Figure collection entries
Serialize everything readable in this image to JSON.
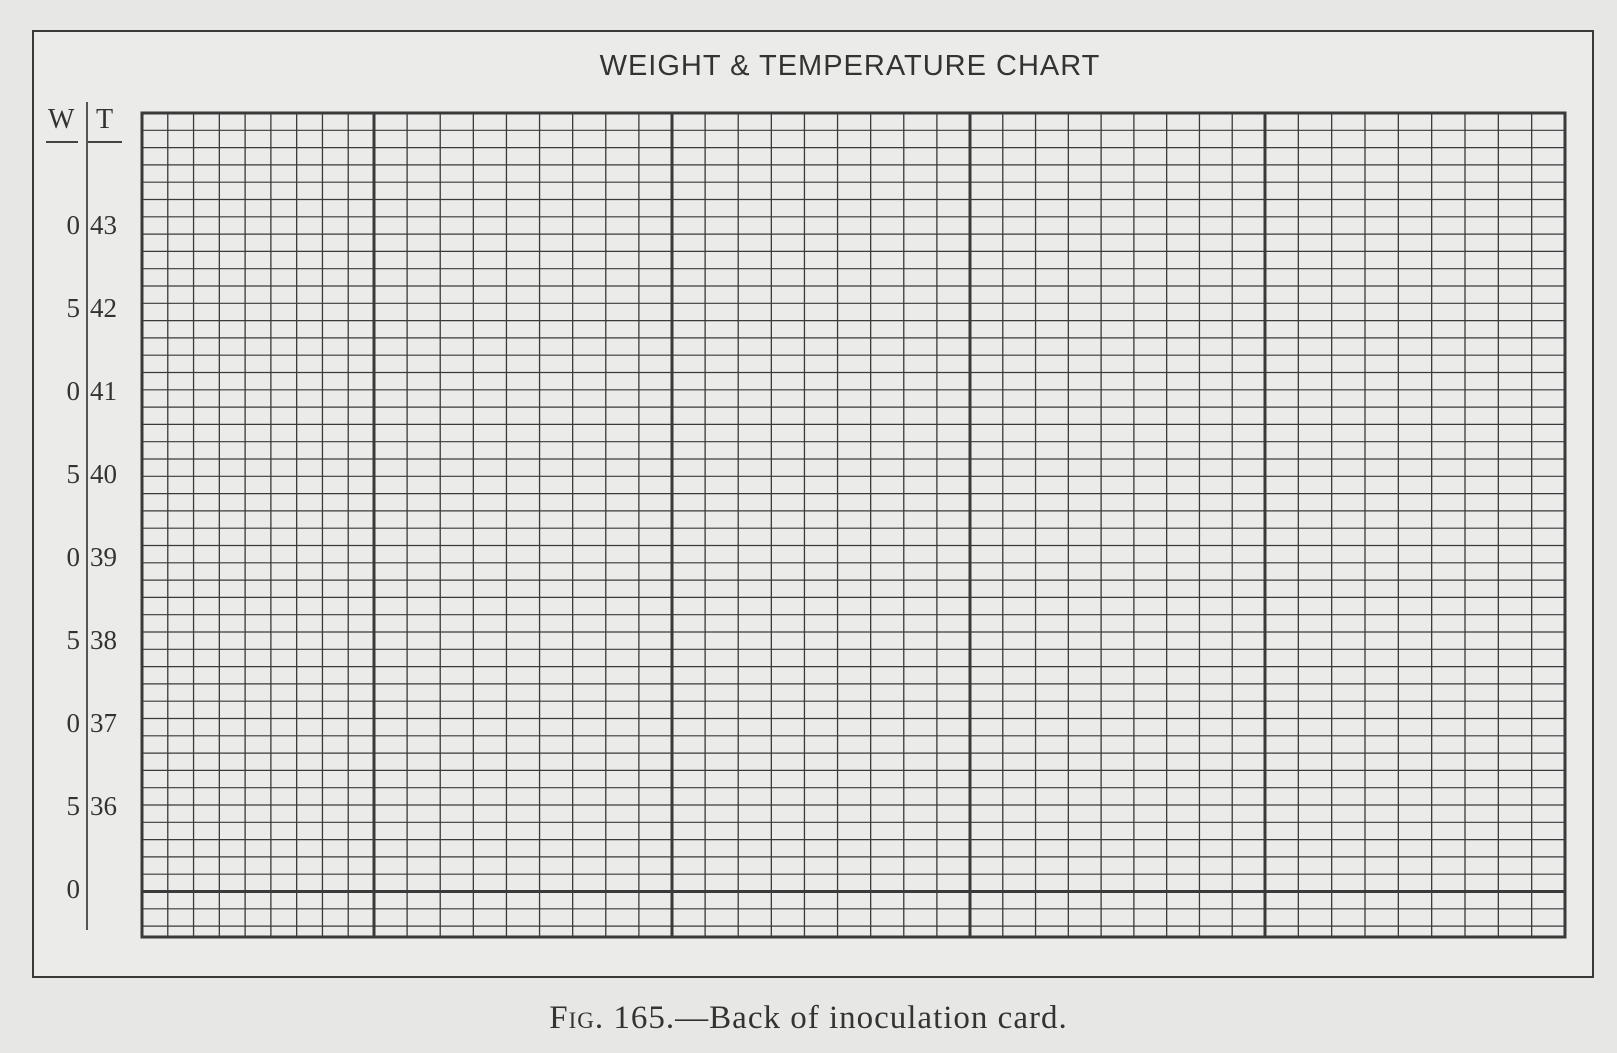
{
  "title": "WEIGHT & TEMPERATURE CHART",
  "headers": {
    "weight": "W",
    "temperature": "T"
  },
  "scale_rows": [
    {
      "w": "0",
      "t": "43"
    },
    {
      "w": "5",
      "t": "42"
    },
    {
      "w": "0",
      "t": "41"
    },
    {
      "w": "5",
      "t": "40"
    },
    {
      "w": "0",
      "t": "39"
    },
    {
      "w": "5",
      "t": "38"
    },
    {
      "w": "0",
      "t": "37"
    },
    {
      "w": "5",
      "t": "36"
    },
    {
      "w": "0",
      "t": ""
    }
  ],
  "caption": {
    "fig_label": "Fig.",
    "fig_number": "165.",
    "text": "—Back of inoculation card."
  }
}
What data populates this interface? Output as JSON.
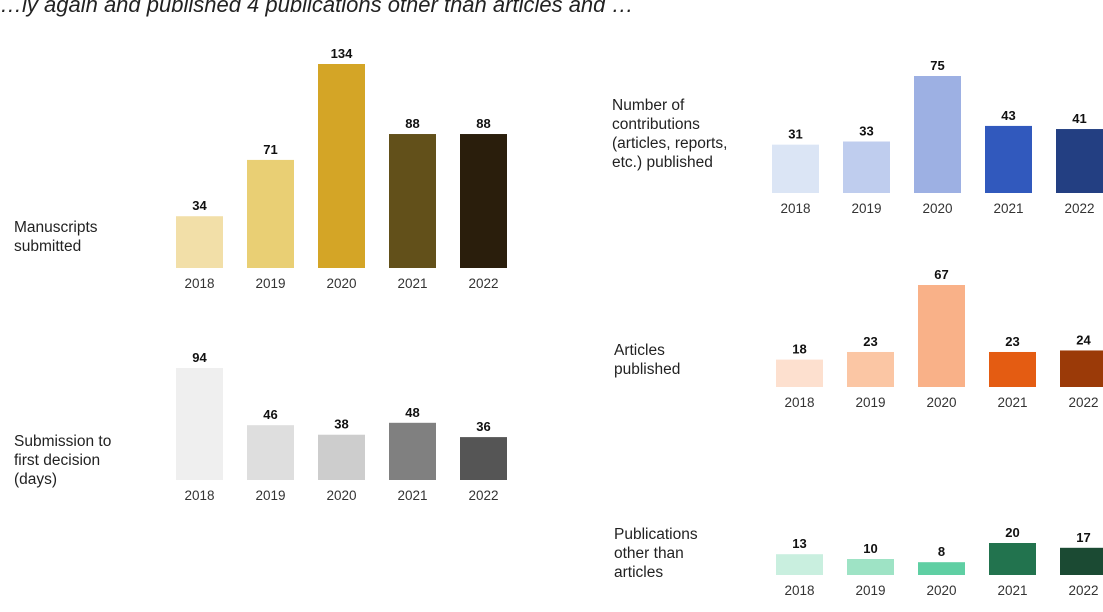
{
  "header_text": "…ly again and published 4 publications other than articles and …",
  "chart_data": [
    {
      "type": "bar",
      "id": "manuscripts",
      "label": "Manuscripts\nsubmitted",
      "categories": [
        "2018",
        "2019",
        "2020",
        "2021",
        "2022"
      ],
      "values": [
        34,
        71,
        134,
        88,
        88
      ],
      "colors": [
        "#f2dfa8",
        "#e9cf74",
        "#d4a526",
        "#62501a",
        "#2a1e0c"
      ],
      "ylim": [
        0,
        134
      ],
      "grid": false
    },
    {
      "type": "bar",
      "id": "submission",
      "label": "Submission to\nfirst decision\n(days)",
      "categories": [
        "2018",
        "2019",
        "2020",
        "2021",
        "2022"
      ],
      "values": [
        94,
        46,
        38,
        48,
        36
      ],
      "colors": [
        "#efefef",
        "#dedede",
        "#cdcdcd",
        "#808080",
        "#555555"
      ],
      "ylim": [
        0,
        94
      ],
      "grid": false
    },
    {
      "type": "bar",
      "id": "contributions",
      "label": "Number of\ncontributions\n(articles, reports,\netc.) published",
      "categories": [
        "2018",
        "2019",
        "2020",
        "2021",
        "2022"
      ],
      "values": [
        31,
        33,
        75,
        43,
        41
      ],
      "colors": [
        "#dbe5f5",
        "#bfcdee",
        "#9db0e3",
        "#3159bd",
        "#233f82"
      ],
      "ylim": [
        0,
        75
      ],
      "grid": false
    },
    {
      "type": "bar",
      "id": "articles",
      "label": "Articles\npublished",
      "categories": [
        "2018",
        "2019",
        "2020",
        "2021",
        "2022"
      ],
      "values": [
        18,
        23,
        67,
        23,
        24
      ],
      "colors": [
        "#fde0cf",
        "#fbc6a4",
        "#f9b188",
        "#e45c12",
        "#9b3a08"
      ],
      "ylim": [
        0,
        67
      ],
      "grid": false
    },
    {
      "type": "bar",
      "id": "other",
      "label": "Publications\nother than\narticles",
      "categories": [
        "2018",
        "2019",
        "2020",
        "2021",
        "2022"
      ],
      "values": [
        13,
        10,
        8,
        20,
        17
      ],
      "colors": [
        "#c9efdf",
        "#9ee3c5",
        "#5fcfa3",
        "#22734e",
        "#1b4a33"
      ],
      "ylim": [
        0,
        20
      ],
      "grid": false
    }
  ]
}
---
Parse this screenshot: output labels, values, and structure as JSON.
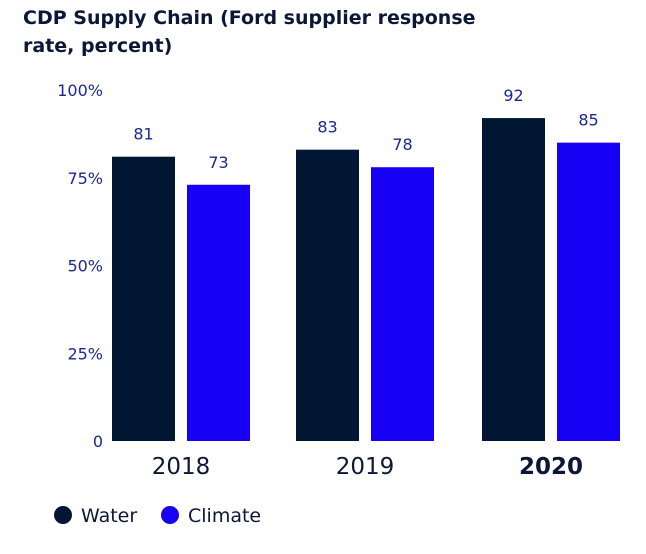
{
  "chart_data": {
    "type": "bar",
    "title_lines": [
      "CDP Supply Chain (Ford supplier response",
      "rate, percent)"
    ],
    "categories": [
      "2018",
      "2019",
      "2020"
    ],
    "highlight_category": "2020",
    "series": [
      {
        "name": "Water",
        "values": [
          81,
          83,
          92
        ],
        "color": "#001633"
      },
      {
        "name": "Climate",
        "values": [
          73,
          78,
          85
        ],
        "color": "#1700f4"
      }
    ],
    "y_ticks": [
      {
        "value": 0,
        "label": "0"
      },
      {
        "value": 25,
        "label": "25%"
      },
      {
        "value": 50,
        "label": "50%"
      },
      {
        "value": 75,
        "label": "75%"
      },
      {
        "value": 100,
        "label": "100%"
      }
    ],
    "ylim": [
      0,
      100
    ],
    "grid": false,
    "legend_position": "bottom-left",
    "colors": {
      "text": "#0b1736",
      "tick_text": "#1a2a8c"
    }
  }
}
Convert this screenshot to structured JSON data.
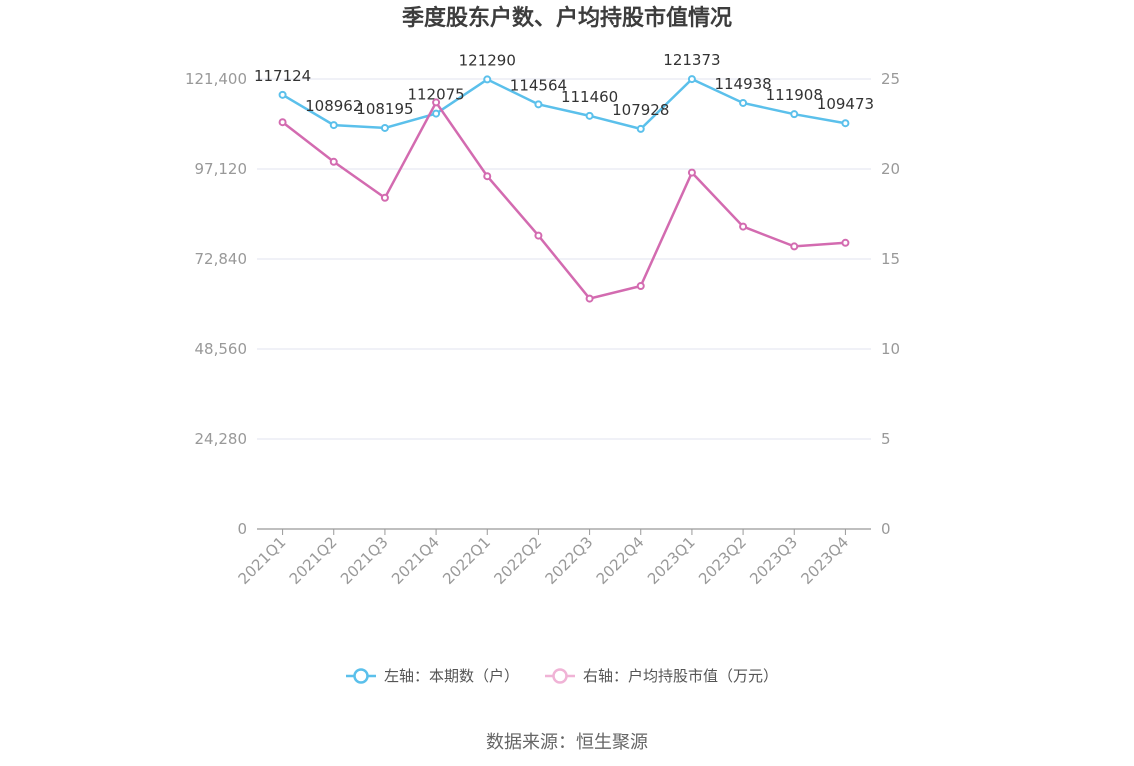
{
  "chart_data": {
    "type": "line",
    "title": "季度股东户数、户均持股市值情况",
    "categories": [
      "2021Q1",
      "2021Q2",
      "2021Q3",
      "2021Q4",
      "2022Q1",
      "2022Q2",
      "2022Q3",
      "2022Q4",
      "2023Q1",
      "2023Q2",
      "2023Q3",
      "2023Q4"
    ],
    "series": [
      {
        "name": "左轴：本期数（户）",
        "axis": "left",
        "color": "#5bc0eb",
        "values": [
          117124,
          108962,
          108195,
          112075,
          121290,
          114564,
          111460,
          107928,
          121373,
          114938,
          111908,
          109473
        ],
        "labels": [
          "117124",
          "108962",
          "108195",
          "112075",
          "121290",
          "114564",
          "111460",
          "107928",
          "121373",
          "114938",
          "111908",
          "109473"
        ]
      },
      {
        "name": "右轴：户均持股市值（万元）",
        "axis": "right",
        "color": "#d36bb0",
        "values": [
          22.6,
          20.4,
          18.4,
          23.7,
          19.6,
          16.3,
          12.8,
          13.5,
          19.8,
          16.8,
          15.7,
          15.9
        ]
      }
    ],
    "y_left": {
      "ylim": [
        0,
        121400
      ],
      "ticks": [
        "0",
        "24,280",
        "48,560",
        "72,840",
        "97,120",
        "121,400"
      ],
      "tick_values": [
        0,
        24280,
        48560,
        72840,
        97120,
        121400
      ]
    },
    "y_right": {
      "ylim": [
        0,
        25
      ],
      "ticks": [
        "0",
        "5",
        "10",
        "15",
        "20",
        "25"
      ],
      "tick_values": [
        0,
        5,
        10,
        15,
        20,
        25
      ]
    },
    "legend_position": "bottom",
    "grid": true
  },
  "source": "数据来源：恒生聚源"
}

## What you will do:
Copy each line in the data that holds the word "this".

## Problem solution:
Serialize everything readable in this image to JSON.
What data populates this interface? Output as JSON.
Parse this screenshot: output labels, values, and structure as JSON.
Convert this screenshot to structured JSON data.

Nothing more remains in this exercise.